*Given information:*

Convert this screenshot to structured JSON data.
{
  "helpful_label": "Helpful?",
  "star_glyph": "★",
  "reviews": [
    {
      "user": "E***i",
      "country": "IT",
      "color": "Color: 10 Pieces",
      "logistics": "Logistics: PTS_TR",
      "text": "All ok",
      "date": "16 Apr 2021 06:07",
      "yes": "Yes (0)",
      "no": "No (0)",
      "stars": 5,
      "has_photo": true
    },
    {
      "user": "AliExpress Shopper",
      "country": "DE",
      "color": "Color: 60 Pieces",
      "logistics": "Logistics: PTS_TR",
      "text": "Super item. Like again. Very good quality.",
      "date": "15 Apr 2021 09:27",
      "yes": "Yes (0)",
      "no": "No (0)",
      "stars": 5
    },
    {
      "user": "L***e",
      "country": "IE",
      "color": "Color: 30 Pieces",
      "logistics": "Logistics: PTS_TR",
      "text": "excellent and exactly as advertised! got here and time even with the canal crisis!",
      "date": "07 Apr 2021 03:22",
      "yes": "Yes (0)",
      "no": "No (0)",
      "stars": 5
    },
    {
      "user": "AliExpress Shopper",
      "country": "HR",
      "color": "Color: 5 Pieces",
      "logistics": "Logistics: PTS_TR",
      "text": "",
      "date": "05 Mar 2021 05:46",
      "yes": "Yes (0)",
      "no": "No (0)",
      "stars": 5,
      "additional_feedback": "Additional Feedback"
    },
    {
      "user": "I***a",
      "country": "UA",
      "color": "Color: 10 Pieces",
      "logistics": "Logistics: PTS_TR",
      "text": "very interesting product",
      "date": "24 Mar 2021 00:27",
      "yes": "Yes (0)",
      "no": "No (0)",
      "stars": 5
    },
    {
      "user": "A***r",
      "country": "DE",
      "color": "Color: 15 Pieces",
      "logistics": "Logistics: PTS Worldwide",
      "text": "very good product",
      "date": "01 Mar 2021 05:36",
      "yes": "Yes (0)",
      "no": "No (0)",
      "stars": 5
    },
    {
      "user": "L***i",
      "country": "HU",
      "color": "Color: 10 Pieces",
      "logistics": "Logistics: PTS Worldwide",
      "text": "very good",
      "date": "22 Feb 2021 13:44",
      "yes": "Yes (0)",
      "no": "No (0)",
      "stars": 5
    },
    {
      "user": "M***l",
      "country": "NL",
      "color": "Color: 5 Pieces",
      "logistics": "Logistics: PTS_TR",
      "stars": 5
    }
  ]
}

* * *

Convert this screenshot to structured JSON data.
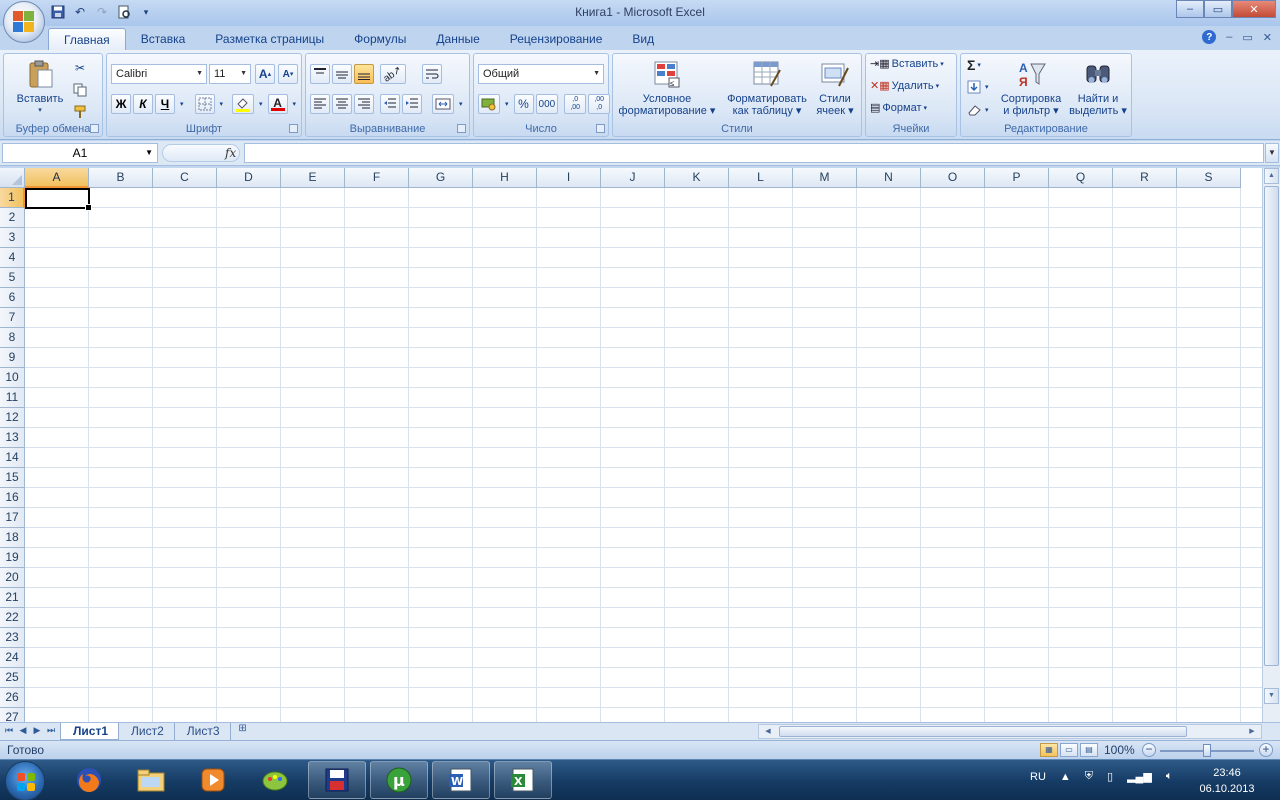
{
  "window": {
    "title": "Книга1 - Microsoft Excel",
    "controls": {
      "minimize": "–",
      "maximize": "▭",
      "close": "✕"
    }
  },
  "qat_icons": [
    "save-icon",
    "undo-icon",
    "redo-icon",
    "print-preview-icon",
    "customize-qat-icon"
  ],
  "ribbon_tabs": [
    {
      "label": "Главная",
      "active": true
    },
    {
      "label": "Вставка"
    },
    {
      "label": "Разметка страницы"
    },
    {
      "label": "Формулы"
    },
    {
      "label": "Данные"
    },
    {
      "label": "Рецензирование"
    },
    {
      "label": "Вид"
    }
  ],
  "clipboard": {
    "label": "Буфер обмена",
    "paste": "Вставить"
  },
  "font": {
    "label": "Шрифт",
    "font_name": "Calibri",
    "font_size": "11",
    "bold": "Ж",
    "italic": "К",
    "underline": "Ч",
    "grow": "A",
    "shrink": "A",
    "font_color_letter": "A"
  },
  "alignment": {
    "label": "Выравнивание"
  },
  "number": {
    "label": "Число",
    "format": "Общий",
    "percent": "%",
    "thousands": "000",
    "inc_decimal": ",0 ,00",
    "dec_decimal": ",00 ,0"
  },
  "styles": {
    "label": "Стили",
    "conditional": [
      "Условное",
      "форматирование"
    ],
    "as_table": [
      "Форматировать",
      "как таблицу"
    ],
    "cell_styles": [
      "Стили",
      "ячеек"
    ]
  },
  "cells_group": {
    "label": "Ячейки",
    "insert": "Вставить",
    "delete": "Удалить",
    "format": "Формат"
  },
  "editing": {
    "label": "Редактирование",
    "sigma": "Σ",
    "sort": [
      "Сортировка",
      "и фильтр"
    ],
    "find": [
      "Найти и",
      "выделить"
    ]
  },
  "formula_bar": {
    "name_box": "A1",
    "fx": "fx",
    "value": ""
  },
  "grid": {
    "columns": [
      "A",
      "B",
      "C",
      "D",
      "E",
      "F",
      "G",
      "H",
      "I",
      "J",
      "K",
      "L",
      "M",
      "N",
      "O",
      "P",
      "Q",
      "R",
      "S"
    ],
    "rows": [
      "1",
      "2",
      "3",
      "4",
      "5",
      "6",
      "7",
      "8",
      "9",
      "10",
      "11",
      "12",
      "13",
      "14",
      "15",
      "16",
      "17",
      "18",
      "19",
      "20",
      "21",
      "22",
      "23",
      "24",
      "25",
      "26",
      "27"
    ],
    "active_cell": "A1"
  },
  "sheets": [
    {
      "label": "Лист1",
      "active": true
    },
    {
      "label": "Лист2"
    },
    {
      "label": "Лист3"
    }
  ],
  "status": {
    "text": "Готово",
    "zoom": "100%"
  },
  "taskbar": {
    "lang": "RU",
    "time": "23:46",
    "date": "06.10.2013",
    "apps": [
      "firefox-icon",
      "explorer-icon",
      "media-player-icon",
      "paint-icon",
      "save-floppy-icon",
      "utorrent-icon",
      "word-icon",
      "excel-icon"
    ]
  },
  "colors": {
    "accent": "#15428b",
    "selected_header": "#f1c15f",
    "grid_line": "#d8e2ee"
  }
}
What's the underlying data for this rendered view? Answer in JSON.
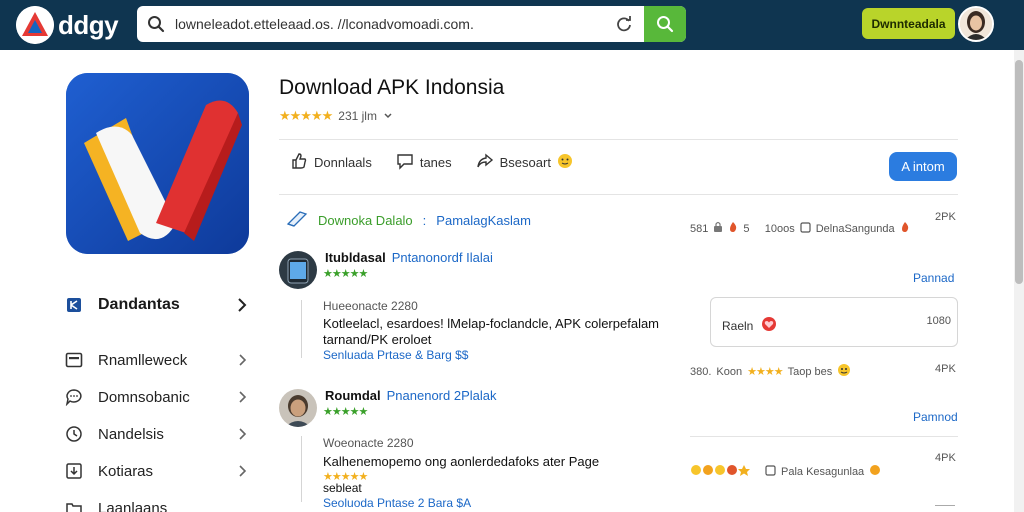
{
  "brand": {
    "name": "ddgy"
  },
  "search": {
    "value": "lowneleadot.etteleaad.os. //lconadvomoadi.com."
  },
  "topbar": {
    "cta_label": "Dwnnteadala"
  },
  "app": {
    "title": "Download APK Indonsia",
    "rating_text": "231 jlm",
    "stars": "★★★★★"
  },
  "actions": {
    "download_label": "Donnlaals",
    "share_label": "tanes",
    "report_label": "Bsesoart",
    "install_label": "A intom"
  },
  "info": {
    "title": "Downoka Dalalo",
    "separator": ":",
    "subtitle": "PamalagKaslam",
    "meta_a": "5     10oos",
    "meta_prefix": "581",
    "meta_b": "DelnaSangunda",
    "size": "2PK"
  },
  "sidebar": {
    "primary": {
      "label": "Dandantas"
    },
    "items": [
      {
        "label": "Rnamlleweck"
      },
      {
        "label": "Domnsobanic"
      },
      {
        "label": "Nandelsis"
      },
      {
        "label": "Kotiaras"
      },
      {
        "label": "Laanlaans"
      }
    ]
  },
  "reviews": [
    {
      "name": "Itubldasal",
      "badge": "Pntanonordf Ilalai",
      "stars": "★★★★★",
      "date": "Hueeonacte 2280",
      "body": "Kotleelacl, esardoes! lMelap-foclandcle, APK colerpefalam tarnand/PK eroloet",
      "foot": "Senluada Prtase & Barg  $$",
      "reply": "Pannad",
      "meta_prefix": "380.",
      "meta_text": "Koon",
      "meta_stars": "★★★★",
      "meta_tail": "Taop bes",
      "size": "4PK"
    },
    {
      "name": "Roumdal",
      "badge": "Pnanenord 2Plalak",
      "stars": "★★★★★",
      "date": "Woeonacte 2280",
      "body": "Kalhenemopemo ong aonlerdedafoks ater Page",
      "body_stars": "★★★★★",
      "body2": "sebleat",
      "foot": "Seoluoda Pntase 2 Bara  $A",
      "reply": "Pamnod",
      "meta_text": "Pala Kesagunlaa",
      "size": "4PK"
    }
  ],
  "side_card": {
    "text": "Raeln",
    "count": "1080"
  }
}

* * *

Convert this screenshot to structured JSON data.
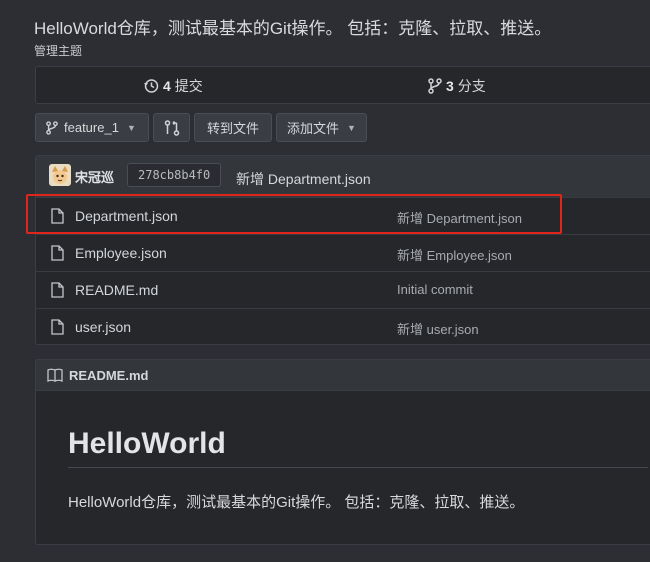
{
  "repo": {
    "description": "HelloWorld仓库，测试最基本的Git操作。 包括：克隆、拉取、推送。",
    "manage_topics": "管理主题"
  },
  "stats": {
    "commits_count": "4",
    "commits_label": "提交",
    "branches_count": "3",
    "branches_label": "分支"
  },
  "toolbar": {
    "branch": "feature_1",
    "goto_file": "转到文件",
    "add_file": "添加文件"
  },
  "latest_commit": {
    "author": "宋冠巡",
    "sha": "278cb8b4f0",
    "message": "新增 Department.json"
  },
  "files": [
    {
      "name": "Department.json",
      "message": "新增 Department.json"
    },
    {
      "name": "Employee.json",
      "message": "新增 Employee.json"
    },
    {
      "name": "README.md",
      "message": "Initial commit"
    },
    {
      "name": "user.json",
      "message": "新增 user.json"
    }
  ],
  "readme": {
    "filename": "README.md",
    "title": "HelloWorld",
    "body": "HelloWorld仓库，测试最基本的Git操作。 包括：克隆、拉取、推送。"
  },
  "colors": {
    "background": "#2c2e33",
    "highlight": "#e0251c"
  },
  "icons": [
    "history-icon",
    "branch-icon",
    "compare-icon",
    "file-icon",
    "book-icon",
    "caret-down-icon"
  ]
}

*Goal:* In the entries above, find each line with the word "message" and show it.

*Solution to this problem:*
    "message": "新增 Department.json"
      "message": "新增 Department.json"
      "message": "新增 Employee.json"
      "message": "Initial commit"
      "message": "新增 user.json"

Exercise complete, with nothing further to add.